- Problem to solve: Pick out every line holding the string "ROBERT" and copy it.

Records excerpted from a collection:
###

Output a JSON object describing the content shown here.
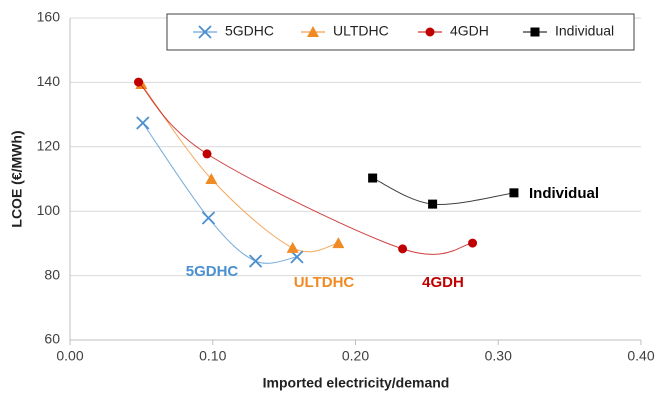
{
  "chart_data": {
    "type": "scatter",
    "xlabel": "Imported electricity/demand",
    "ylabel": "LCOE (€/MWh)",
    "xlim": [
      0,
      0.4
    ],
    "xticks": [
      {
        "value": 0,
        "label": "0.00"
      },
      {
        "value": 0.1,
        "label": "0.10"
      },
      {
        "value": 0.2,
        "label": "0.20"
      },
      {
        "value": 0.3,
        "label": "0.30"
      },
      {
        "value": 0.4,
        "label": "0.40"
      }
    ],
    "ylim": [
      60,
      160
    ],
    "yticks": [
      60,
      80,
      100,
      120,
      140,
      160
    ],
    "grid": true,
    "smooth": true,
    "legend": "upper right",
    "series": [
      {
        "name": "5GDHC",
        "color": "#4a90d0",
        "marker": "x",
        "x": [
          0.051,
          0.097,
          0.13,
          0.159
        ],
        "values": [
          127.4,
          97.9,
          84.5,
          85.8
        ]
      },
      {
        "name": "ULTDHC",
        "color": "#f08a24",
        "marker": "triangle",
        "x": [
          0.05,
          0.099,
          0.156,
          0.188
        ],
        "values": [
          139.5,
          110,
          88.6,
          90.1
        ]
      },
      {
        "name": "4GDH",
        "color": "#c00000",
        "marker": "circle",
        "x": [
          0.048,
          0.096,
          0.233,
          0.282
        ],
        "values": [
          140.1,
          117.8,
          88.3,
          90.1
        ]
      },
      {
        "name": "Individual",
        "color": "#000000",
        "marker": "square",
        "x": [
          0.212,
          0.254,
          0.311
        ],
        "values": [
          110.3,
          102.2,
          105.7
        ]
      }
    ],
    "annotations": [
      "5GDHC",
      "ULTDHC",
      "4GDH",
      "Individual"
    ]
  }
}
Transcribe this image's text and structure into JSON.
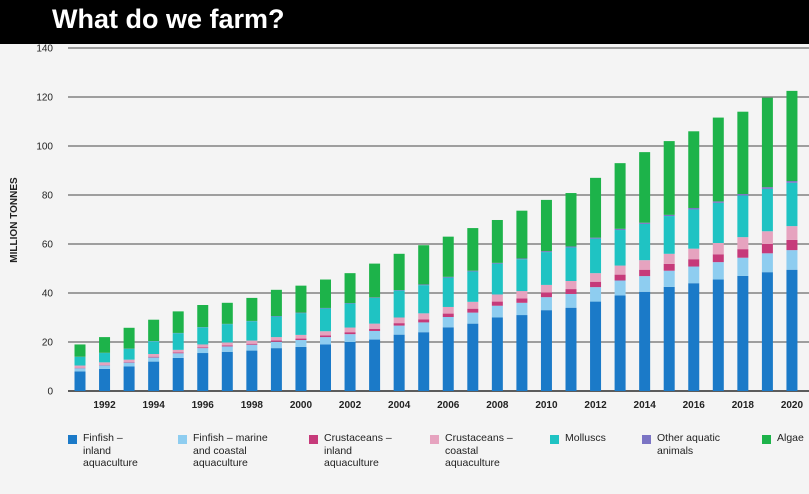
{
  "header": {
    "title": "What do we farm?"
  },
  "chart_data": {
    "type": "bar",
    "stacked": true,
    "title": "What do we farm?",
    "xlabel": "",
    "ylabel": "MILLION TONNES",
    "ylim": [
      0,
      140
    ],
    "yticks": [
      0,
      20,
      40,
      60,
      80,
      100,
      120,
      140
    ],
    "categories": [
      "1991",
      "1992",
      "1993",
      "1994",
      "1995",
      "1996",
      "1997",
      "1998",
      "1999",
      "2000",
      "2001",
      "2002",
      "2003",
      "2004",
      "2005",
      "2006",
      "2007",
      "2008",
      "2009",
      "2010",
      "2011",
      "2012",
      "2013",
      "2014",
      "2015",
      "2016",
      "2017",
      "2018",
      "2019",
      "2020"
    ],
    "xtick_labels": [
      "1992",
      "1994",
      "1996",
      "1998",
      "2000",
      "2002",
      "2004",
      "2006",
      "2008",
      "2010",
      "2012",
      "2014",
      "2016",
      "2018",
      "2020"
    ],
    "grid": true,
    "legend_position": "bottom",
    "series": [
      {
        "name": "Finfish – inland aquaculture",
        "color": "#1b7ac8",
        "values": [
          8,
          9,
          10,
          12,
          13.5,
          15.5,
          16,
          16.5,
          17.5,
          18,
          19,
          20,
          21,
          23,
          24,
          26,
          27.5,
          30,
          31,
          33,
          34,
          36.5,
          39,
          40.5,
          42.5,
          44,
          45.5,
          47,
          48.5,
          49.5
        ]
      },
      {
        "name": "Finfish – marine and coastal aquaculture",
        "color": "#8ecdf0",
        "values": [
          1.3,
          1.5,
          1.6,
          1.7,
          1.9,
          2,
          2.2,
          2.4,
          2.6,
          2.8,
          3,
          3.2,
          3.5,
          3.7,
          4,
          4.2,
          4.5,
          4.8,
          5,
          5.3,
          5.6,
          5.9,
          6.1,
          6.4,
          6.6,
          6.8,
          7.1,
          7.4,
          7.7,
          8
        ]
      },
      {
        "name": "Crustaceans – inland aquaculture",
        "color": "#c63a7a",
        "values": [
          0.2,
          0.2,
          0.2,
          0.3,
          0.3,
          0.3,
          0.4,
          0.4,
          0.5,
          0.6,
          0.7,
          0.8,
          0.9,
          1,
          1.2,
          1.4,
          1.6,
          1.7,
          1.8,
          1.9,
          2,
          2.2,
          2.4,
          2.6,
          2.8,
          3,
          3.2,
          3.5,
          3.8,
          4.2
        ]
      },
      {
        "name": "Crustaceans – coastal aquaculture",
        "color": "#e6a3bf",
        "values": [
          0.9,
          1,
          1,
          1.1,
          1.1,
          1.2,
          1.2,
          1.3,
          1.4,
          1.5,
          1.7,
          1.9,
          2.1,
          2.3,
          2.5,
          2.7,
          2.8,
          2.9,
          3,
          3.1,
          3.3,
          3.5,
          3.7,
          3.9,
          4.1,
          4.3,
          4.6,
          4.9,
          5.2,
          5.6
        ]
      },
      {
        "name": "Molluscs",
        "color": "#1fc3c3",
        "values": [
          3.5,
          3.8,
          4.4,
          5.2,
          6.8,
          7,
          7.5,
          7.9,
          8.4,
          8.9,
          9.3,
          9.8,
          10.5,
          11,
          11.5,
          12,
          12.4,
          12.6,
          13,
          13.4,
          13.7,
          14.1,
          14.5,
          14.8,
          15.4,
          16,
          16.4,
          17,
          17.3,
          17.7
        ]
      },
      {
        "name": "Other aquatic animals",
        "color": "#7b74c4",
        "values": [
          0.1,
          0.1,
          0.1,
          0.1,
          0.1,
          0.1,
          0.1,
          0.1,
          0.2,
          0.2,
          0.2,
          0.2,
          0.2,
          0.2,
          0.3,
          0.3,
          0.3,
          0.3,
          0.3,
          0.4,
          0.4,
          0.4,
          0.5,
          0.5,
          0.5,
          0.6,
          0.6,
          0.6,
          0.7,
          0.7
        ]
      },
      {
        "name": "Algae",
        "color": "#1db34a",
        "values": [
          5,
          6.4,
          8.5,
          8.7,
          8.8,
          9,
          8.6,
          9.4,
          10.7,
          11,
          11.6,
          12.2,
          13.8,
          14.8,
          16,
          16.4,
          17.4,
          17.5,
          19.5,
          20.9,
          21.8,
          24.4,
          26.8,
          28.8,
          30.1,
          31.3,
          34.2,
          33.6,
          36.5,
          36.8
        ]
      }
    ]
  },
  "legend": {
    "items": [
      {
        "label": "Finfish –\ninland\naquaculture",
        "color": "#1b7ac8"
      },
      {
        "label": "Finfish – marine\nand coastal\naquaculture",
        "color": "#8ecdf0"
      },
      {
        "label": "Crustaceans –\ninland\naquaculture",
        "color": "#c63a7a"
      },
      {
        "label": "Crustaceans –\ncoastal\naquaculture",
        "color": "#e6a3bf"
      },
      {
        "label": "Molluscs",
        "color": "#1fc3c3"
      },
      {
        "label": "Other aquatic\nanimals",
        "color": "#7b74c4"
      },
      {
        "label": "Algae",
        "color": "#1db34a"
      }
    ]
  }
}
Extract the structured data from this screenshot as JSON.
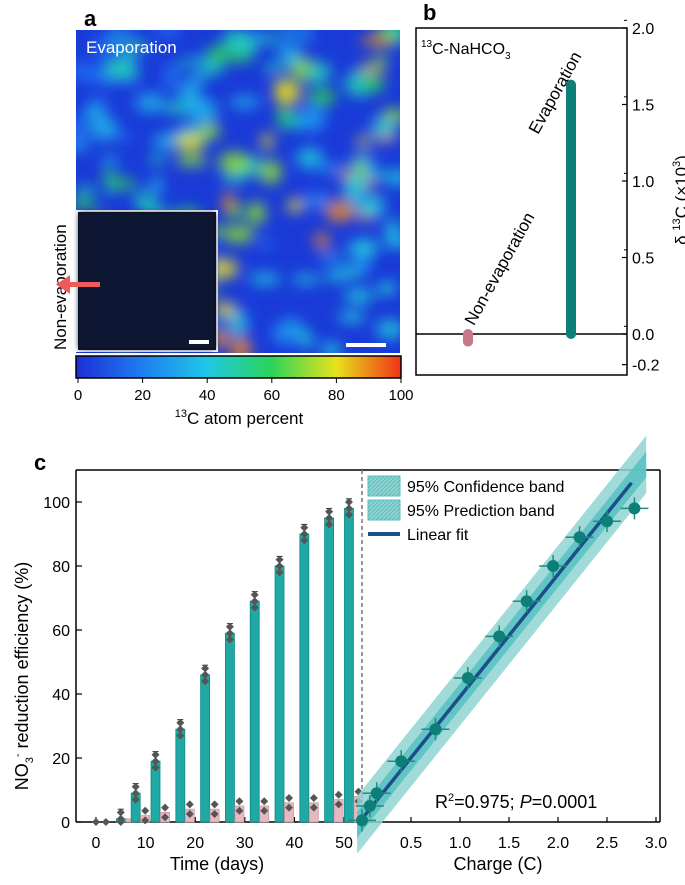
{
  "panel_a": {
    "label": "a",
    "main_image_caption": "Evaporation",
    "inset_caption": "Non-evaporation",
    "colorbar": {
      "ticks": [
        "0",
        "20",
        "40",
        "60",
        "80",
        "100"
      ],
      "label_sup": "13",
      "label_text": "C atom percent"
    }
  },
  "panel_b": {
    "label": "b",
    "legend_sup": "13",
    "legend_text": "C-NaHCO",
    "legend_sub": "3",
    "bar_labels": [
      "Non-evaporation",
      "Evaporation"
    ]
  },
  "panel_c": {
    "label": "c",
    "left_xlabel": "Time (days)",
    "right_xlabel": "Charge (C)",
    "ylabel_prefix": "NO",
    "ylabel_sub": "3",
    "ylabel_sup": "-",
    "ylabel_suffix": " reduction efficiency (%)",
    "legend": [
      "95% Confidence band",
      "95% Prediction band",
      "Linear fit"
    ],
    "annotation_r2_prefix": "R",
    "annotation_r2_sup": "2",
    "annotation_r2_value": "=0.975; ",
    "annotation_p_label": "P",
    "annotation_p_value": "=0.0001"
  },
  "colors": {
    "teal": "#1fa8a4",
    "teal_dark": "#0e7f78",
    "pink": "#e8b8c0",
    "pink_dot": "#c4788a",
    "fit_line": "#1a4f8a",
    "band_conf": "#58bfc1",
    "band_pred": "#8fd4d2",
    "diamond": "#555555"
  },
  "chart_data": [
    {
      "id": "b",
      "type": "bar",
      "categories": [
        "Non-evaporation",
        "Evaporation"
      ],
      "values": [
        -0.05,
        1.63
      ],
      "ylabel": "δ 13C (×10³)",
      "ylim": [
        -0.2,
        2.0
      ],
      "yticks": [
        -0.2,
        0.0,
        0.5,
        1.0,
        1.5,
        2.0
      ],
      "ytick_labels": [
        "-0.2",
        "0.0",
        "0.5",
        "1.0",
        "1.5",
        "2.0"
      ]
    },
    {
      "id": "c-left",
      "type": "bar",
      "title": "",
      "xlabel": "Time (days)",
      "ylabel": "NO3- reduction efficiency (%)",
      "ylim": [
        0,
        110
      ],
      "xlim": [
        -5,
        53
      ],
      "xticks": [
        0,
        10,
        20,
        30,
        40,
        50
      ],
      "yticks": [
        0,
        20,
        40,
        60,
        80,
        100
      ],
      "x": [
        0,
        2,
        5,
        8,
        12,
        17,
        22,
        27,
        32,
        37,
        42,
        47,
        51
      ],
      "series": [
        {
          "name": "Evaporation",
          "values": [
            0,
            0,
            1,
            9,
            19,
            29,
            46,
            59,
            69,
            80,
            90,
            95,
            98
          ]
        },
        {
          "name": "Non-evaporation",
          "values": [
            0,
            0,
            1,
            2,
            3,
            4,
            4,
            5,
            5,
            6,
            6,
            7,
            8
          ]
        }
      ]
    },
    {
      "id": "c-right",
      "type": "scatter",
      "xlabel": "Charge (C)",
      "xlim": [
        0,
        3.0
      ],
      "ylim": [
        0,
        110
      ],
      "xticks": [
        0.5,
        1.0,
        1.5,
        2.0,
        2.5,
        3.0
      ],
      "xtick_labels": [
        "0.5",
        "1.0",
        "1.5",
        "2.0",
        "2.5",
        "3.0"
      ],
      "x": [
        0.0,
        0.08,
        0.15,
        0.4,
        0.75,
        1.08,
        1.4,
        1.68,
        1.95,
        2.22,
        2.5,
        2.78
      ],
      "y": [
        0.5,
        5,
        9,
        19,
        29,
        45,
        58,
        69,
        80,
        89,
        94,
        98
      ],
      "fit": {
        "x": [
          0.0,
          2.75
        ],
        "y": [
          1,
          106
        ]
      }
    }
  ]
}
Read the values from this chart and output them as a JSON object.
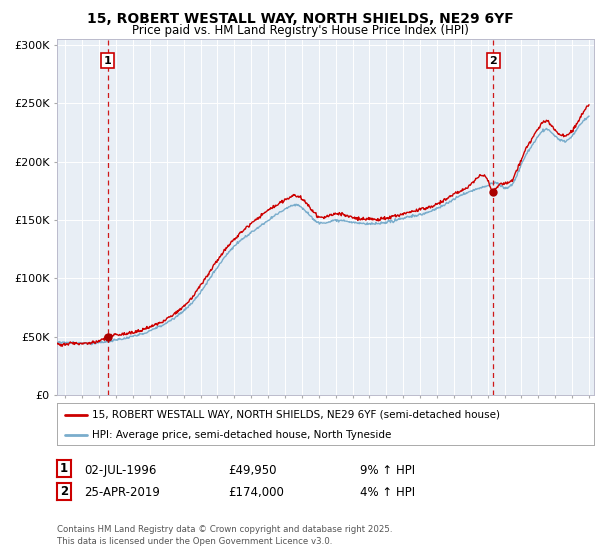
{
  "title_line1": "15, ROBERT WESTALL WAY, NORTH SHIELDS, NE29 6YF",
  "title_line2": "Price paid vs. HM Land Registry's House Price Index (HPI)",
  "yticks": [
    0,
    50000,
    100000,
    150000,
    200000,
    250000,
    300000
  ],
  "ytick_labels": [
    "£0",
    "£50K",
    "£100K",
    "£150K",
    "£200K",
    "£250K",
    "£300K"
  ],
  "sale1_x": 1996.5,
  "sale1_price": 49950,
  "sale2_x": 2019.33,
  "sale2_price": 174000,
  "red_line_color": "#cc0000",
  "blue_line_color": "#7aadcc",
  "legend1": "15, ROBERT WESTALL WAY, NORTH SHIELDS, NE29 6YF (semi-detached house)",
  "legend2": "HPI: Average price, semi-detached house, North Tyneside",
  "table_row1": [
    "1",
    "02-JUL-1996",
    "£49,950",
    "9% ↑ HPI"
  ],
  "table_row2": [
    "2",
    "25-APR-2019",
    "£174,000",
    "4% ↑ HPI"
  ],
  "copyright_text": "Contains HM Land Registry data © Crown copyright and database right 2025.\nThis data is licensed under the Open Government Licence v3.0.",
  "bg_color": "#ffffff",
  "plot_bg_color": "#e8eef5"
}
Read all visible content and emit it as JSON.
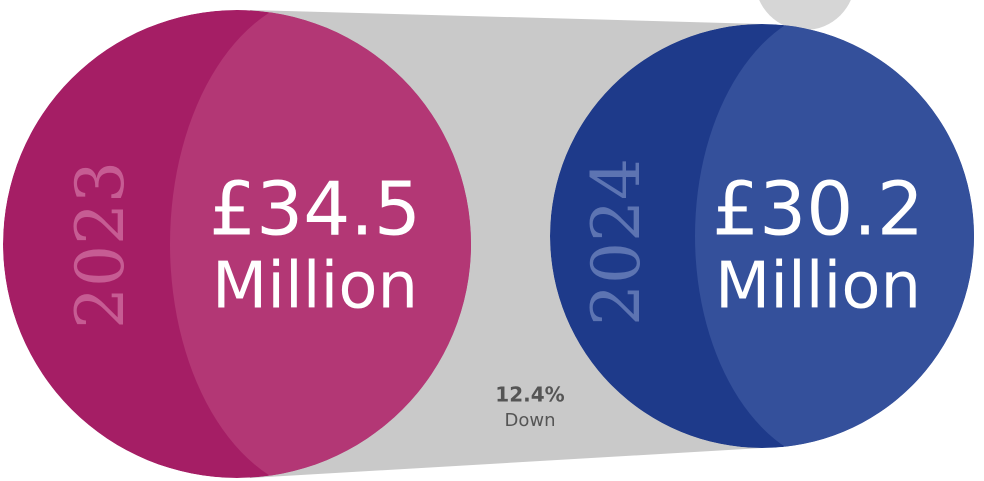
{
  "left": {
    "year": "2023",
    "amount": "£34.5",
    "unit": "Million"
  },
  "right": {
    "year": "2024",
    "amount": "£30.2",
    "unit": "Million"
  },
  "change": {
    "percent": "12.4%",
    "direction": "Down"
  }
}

###

- Worked answer:
  "title_line1": "15, ROBERT WESTALL WAY, NORTH SHIELDS, NE29 6YF",
  "legend1": "15, ROBERT WESTALL WAY, NORTH SHIELDS, NE29 6YF (semi-detached house)",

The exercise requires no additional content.